## Do this:
Copy the records below exactly, omitting any pictures they contain.

[begin Dataset records]

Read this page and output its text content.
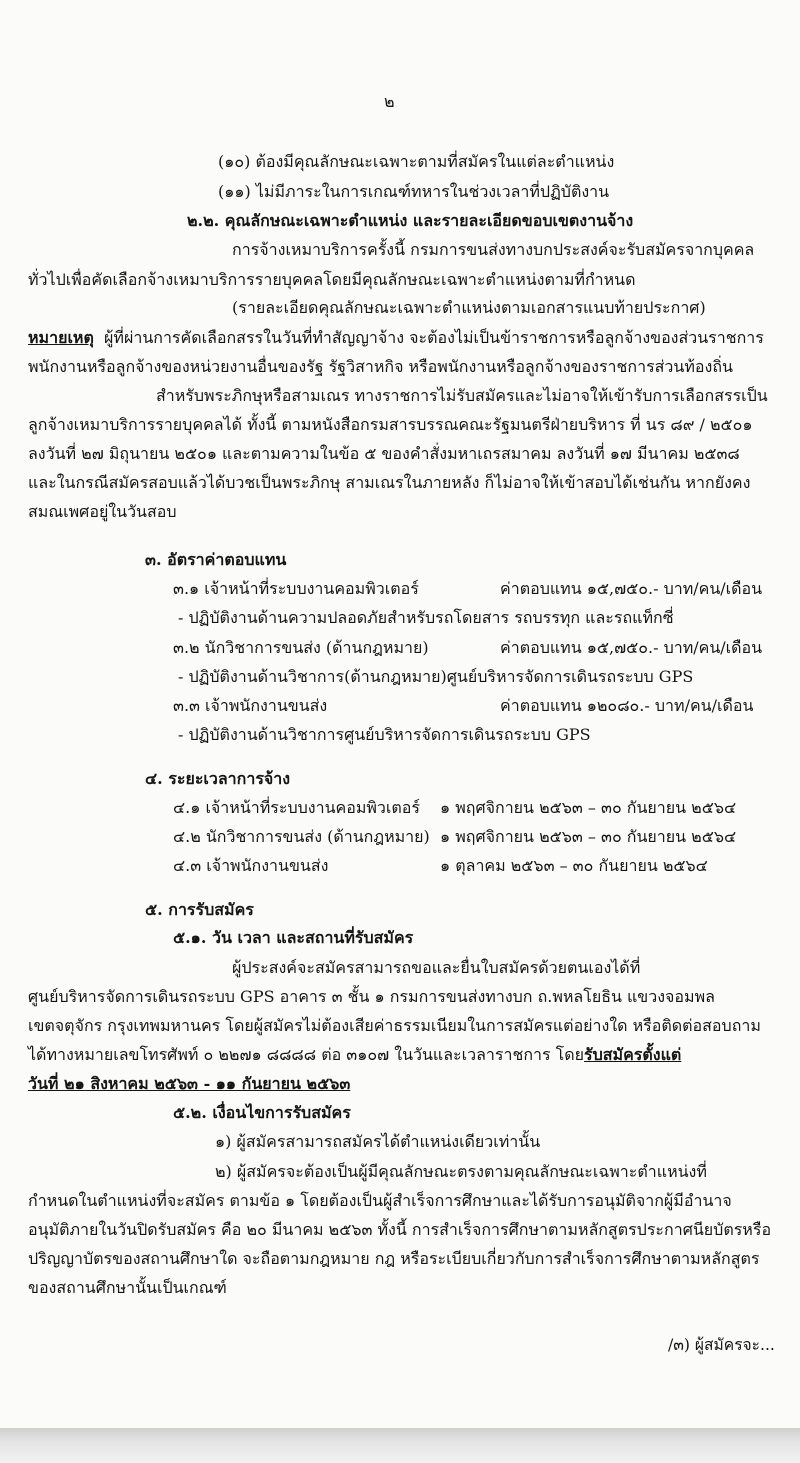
๒

(๑๐) ต้องมีคุณลักษณะเฉพาะตามที่สมัครในแต่ละตำแหน่ง

(๑๑) ไม่มีภาระในการเกณฑ์ทหารในช่วงเวลาที่ปฏิบัติงาน

๒.๒. คุณลักษณะเฉพาะตำแหน่ง และรายละเอียดขอบเขตงานจ้าง

การจ้างเหมาบริการครั้งนี้ กรมการขนส่งทางบกประสงค์จะรับสมัครจากบุคคล

ทั่วไปเพื่อคัดเลือกจ้างเหมาบริการรายบุคคลโดยมีคุณลักษณะเฉพาะตำแหน่งตามที่กำหนด

(รายละเอียดคุณลักษณะเฉพาะตำแหน่งตามเอกสารแนบท้ายประกาศ)

หมายเหตุ ผู้ที่ผ่านการคัดเลือกสรรในวันที่ทำสัญญาจ้าง จะต้องไม่เป็นข้าราชการหรือลูกจ้างของส่วนราชการ

พนักงานหรือลูกจ้างของหน่วยงานอื่นของรัฐ รัฐวิสาหกิจ หรือพนักงานหรือลูกจ้างของราชการส่วนท้องถิ่น

สำหรับพระภิกษุหรือสามเณร ทางราชการไม่รับสมัครและไม่อาจให้เข้ารับการเลือกสรรเป็น

ลูกจ้างเหมาบริการรายบุคคลได้ ทั้งนี้ ตามหนังสือกรมสารบรรณคณะรัฐมนตรีฝ่ายบริหาร ที่ นร ๘๙ / ๒๕๐๑

ลงวันที่ ๒๗ มิถุนายน ๒๕๐๑ และตามความในข้อ ๕ ของคำสั่งมหาเถรสมาคม ลงวันที่ ๑๗ มีนาคม ๒๕๓๘

และในกรณีสมัครสอบแล้วได้บวชเป็นพระภิกษุ สามเณรในภายหลัง ก็ไม่อาจให้เข้าสอบได้เช่นกัน หากยังคง

สมณเพศอยู่ในวันสอบ

๓. อัตราค่าตอบแทน

๓.๑ เจ้าหน้าที่ระบบงานคอมพิวเตอร์	ค่าตอบแทน ๑๕,๗๕๐.- บาท/คน/เดือน

- ปฏิบัติงานด้านความปลอดภัยสำหรับรถโดยสาร รถบรรทุก และรถแท็กซี่

๓.๒ นักวิชาการขนส่ง (ด้านกฎหมาย)	ค่าตอบแทน ๑๕,๗๕๐.- บาท/คน/เดือน

- ปฏิบัติงานด้านวิชาการ(ด้านกฎหมาย)ศูนย์บริหารจัดการเดินรถระบบ GPS

๓.๓ เจ้าพนักงานขนส่ง	ค่าตอบแทน ๑๒๐๘๐.- บาท/คน/เดือน

- ปฏิบัติงานด้านวิชาการศูนย์บริหารจัดการเดินรถระบบ GPS

๔. ระยะเวลาการจ้าง

๔.๑ เจ้าหน้าที่ระบบงานคอมพิวเตอร์ ๑ พฤศจิกายน ๒๕๖๓ – ๓๐ กันยายน ๒๕๖๔

๔.๒ นักวิชาการขนส่ง (ด้านกฎหมาย) ๑ พฤศจิกายน ๒๕๖๓ – ๓๐ กันยายน ๒๕๖๔

๔.๓ เจ้าพนักงานขนส่ง	๑ ตุลาคม ๒๕๖๓ – ๓๐ กันยายน ๒๕๖๔

๕. การรับสมัคร

๕.๑. วัน เวลา และสถานที่รับสมัคร

ผู้ประสงค์จะสมัครสามารถขอและยื่นใบสมัครด้วยตนเองได้ที่

ศูนย์บริหารจัดการเดินรถระบบ GPS อาคาร ๓ ชั้น ๑ กรมการขนส่งทางบก ถ.พหลโยธิน แขวงจอมพล

เขตจตุจักร กรุงเทพมหานคร โดยผู้สมัครไม่ต้องเสียค่าธรรมเนียมในการสมัครแต่อย่างใด หรือติดต่อสอบถาม

ได้ทางหมายเลขโทรศัพท์ ๐ ๒๒๗๑ ๘๘๘๘ ต่อ ๓๑๐๗ ในวันและเวลาราชการ โดยรับสมัครตั้งแต่

วันที่ ๒๑ สิงหาคม ๒๕๖๓ - ๑๑ กันยายน ๒๕๖๓

๕.๒. เงื่อนไขการรับสมัคร

๑) ผู้สมัครสามารถสมัครได้ตำแหน่งเดียวเท่านั้น

๒) ผู้สมัครจะต้องเป็นผู้มีคุณลักษณะตรงตามคุณลักษณะเฉพาะตำแหน่งที่

กำหนดในตำแหน่งที่จะสมัคร ตามข้อ ๑ โดยต้องเป็นผู้สำเร็จการศึกษาและได้รับการอนุมัติจากผู้มีอำนาจ

อนุมัติภายในวันปิดรับสมัคร คือ ๒๐ มีนาคม ๒๕๖๓ ทั้งนี้ การสำเร็จการศึกษาตามหลักสูตรประกาศนียบัตรหรือ

ปริญญาบัตรของสถานศึกษาใด จะถือตามกฎหมาย กฎ หรือระเบียบเกี่ยวกับการสำเร็จการศึกษาตามหลักสูตร

ของสถานศึกษานั้นเป็นเกณฑ์

/๓) ผู้สมัครจะ...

[end Dataset records]

## The answer:
Read this page and output its text content.
๒

(๑๐) ต้องมีคุณลักษณะเฉพาะตามที่สมัครในแต่ละตำแหน่ง

(๑๑) ไม่มีภาระในการเกณฑ์ทหารในช่วงเวลาที่ปฏิบัติงาน

๒.๒. คุณลักษณะเฉพาะตำแหน่ง และรายละเอียดขอบเขตงานจ้าง

การจ้างเหมาบริการครั้งนี้ กรมการขนส่งทางบกประสงค์จะรับสมัครจากบุคคล

ทั่วไปเพื่อคัดเลือกจ้างเหมาบริการรายบุคคลโดยมีคุณลักษณะเฉพาะตำแหน่งตามที่กำหนด

(รายละเอียดคุณลักษณะเฉพาะตำแหน่งตามเอกสารแนบท้ายประกาศ)

หมายเหตุ ผู้ที่ผ่านการคัดเลือกสรรในวันที่ทำสัญญาจ้าง จะต้องไม่เป็นข้าราชการหรือลูกจ้างของส่วนราชการ

พนักงานหรือลูกจ้างของหน่วยงานอื่นของรัฐ รัฐวิสาหกิจ หรือพนักงานหรือลูกจ้างของราชการส่วนท้องถิ่น

สำหรับพระภิกษุหรือสามเณร ทางราชการไม่รับสมัครและไม่อาจให้เข้ารับการเลือกสรรเป็น

ลูกจ้างเหมาบริการรายบุคคลได้ ทั้งนี้ ตามหนังสือกรมสารบรรณคณะรัฐมนตรีฝ่ายบริหาร ที่ นร ๘๙ / ๒๕๐๑

ลงวันที่ ๒๗ มิถุนายน ๒๕๐๑ และตามความในข้อ ๕ ของคำสั่งมหาเถรสมาคม ลงวันที่ ๑๗ มีนาคม ๒๕๓๘

และในกรณีสมัครสอบแล้วได้บวชเป็นพระภิกษุ สามเณรในภายหลัง ก็ไม่อาจให้เข้าสอบได้เช่นกัน หากยังคง

สมณเพศอยู่ในวันสอบ

๓. อัตราค่าตอบแทน

๓.๑ เจ้าหน้าที่ระบบงานคอมพิวเตอร์	ค่าตอบแทน ๑๕,๗๕๐.- บาท/คน/เดือน

- ปฏิบัติงานด้านความปลอดภัยสำหรับรถโดยสาร รถบรรทุก และรถแท็กซี่

๓.๒ นักวิชาการขนส่ง (ด้านกฎหมาย)	ค่าตอบแทน ๑๕,๗๕๐.- บาท/คน/เดือน

- ปฏิบัติงานด้านวิชาการ(ด้านกฎหมาย)ศูนย์บริหารจัดการเดินรถระบบ GPS

๓.๓ เจ้าพนักงานขนส่ง	ค่าตอบแทน ๑๒๐๘๐.- บาท/คน/เดือน

- ปฏิบัติงานด้านวิชาการศูนย์บริหารจัดการเดินรถระบบ GPS

๔. ระยะเวลาการจ้าง

๔.๑ เจ้าหน้าที่ระบบงานคอมพิวเตอร์ ๑ พฤศจิกายน ๒๕๖๓ – ๓๐ กันยายน ๒๕๖๔

๔.๒ นักวิชาการขนส่ง (ด้านกฎหมาย) ๑ พฤศจิกายน ๒๕๖๓ – ๓๐ กันยายน ๒๕๖๔

๔.๓ เจ้าพนักงานขนส่ง	๑ ตุลาคม ๒๕๖๓ – ๓๐ กันยายน ๒๕๖๔

๕. การรับสมัคร

๕.๑. วัน เวลา และสถานที่รับสมัคร

ผู้ประสงค์จะสมัครสามารถขอและยื่นใบสมัครด้วยตนเองได้ที่

ศูนย์บริหารจัดการเดินรถระบบ GPS อาคาร ๓ ชั้น ๑ กรมการขนส่งทางบก ถ.พหลโยธิน แขวงจอมพล

เขตจตุจักร กรุงเทพมหานคร โดยผู้สมัครไม่ต้องเสียค่าธรรมเนียมในการสมัครแต่อย่างใด หรือติดต่อสอบถาม

ได้ทางหมายเลขโทรศัพท์ ๐ ๒๒๗๑ ๘๘๘๘ ต่อ ๓๑๐๗ ในวันและเวลาราชการ โดยรับสมัครตั้งแต่

วันที่ ๒๑ สิงหาคม ๒๕๖๓ - ๑๑ กันยายน ๒๕๖๓

๕.๒. เงื่อนไขการรับสมัคร

๑) ผู้สมัครสามารถสมัครได้ตำแหน่งเดียวเท่านั้น

๒) ผู้สมัครจะต้องเป็นผู้มีคุณลักษณะตรงตามคุณลักษณะเฉพาะตำแหน่งที่

กำหนดในตำแหน่งที่จะสมัคร ตามข้อ ๑ โดยต้องเป็นผู้สำเร็จการศึกษาและได้รับการอนุมัติจากผู้มีอำนาจ

อนุมัติภายในวันปิดรับสมัคร คือ ๒๐ มีนาคม ๒๕๖๓ ทั้งนี้ การสำเร็จการศึกษาตามหลักสูตรประกาศนียบัตรหรือ

ปริญญาบัตรของสถานศึกษาใด จะถือตามกฎหมาย กฎ หรือระเบียบเกี่ยวกับการสำเร็จการศึกษาตามหลักสูตร

ของสถานศึกษานั้นเป็นเกณฑ์

/๓) ผู้สมัครจะ...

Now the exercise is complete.